Extract each line of the records below that contains the word "domínio".

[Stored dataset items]

□ □ □ □ □ □ □

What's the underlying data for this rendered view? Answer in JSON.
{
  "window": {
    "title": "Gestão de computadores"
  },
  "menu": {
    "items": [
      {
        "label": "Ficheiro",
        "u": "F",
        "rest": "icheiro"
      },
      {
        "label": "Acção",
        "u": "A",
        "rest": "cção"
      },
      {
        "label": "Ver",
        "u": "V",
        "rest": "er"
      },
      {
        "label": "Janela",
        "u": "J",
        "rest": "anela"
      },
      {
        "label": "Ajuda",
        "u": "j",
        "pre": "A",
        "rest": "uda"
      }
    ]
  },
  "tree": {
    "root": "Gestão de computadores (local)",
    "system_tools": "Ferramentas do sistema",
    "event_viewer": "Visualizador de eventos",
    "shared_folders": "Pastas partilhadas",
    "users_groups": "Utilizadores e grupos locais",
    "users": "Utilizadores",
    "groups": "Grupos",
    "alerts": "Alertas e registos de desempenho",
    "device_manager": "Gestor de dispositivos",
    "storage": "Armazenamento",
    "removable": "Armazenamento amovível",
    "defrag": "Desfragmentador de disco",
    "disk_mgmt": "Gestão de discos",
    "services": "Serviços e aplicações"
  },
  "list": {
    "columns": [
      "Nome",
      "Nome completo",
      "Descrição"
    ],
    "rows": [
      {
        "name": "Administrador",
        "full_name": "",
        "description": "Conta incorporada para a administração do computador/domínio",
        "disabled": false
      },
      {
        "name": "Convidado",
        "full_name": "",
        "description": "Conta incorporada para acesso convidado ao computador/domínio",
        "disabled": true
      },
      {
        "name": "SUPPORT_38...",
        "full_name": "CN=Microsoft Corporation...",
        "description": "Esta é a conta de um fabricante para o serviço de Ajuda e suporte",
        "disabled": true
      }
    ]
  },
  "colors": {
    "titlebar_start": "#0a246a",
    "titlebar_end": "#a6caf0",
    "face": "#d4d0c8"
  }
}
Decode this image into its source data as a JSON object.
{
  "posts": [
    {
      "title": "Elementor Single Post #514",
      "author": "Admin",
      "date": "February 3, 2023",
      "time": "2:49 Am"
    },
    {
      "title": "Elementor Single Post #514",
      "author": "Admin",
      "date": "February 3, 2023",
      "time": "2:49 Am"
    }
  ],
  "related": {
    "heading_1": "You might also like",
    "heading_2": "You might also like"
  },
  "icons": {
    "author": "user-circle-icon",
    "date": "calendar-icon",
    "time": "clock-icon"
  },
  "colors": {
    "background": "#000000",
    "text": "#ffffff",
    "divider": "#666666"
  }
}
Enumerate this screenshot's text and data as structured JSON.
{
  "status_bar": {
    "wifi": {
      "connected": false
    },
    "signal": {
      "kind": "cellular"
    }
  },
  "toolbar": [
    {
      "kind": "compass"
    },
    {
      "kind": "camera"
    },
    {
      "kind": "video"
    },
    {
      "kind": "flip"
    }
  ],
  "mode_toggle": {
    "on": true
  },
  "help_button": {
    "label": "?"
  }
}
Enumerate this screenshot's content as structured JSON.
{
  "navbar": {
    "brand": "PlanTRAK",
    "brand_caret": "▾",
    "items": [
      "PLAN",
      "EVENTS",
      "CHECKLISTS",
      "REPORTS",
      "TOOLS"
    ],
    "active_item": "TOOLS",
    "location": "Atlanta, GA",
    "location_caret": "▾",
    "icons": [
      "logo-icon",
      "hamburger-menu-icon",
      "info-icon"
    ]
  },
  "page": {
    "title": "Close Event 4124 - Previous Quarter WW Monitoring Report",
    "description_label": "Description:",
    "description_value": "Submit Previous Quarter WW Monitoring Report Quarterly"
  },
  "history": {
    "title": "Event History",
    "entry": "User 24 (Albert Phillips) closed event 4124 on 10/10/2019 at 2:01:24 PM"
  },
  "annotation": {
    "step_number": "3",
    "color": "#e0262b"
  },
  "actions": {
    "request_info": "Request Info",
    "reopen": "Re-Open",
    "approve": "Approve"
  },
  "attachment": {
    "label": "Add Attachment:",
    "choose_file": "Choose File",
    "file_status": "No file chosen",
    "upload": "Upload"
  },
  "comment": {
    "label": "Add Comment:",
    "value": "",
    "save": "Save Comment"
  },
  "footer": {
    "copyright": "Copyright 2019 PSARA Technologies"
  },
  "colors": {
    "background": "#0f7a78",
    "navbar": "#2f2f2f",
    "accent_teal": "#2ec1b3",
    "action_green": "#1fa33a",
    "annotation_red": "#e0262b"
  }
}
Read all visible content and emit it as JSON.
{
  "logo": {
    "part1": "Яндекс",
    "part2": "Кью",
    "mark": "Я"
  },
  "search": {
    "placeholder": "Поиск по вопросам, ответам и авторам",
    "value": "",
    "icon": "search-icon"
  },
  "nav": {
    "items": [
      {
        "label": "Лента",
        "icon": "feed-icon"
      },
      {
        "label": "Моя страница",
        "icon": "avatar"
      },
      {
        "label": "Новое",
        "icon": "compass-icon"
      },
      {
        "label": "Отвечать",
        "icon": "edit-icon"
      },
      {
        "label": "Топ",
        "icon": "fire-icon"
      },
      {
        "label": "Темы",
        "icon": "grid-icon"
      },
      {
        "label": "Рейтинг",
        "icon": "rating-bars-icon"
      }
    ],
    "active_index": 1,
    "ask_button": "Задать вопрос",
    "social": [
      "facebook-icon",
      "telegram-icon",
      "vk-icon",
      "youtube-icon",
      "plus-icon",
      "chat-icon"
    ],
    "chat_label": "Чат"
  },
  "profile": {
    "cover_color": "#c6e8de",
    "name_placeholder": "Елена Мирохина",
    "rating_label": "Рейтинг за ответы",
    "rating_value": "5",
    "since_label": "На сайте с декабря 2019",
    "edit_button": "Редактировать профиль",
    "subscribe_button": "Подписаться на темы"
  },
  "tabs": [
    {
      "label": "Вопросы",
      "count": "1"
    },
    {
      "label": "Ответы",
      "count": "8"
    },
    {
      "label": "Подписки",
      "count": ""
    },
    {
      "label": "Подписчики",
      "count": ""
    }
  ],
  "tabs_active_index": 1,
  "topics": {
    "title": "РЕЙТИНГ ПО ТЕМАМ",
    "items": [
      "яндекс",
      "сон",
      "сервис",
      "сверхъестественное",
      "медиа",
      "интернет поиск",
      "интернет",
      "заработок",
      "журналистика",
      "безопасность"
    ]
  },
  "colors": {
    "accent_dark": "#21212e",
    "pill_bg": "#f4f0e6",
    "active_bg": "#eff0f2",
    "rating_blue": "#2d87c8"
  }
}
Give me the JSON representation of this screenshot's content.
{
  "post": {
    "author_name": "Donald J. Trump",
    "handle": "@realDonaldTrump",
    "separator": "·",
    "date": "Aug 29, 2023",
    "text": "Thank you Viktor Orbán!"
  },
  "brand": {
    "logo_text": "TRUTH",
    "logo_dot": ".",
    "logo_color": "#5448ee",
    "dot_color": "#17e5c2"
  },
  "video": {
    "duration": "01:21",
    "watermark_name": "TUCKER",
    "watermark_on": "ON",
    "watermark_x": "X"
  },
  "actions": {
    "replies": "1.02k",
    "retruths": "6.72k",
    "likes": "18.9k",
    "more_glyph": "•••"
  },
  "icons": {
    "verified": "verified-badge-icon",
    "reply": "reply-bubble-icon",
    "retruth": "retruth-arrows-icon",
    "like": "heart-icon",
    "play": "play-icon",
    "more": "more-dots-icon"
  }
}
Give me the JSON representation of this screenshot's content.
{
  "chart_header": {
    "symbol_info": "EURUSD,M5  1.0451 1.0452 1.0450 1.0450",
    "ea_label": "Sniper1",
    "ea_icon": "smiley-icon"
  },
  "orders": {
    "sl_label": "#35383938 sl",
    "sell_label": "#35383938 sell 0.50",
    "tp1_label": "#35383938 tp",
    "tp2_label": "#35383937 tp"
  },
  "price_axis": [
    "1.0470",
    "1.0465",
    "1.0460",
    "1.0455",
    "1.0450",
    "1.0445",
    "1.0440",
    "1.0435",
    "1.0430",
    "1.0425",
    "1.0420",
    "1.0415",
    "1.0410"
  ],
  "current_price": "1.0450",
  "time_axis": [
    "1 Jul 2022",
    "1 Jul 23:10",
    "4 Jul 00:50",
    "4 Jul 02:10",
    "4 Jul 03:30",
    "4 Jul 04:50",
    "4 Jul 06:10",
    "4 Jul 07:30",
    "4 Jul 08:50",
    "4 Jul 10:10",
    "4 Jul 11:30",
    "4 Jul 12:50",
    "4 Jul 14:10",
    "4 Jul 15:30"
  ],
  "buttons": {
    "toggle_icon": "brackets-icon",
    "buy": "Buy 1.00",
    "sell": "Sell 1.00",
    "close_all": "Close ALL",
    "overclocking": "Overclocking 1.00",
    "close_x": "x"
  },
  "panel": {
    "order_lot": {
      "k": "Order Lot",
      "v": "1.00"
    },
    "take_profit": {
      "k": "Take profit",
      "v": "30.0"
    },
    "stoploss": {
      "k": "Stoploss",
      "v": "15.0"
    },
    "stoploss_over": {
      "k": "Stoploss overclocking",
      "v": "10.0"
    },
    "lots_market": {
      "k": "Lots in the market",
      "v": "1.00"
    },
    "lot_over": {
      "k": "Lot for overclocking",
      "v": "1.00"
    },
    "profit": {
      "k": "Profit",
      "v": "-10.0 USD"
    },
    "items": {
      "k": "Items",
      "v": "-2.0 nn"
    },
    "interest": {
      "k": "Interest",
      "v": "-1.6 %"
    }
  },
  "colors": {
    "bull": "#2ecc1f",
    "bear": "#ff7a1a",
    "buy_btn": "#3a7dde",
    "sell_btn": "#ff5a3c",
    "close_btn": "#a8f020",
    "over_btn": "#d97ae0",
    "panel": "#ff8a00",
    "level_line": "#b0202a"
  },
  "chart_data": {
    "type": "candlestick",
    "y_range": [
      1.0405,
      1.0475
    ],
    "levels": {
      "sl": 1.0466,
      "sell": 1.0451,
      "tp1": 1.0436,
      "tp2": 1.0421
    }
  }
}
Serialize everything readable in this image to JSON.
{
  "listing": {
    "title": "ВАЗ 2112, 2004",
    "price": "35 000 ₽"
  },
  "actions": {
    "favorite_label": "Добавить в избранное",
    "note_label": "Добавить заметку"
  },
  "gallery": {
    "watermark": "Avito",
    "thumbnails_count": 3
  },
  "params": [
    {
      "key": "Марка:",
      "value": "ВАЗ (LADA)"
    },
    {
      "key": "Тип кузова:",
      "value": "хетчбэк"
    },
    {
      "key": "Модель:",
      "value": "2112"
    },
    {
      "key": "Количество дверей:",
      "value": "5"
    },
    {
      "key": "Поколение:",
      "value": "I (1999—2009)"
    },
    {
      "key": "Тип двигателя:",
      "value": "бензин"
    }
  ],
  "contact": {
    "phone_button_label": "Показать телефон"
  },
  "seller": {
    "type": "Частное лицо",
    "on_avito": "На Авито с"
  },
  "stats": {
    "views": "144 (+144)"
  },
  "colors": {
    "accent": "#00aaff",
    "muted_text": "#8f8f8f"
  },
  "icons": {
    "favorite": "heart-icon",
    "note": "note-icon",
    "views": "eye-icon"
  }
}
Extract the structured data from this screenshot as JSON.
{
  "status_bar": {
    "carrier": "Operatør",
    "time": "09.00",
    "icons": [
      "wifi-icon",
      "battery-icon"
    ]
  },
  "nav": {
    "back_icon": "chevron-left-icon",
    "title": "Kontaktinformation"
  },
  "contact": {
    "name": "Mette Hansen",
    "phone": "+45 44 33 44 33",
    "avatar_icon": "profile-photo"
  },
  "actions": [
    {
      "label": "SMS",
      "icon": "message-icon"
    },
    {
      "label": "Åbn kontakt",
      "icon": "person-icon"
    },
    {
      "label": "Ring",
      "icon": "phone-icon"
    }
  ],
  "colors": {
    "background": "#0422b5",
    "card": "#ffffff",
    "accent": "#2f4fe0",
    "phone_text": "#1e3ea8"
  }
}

□ □ □ □ □ □ □

# Exercise result:
        "description": "Conta incorporada para a administração do computador/domínio",
        "description": "Conta incorporada para acesso convidado ao computador/domínio",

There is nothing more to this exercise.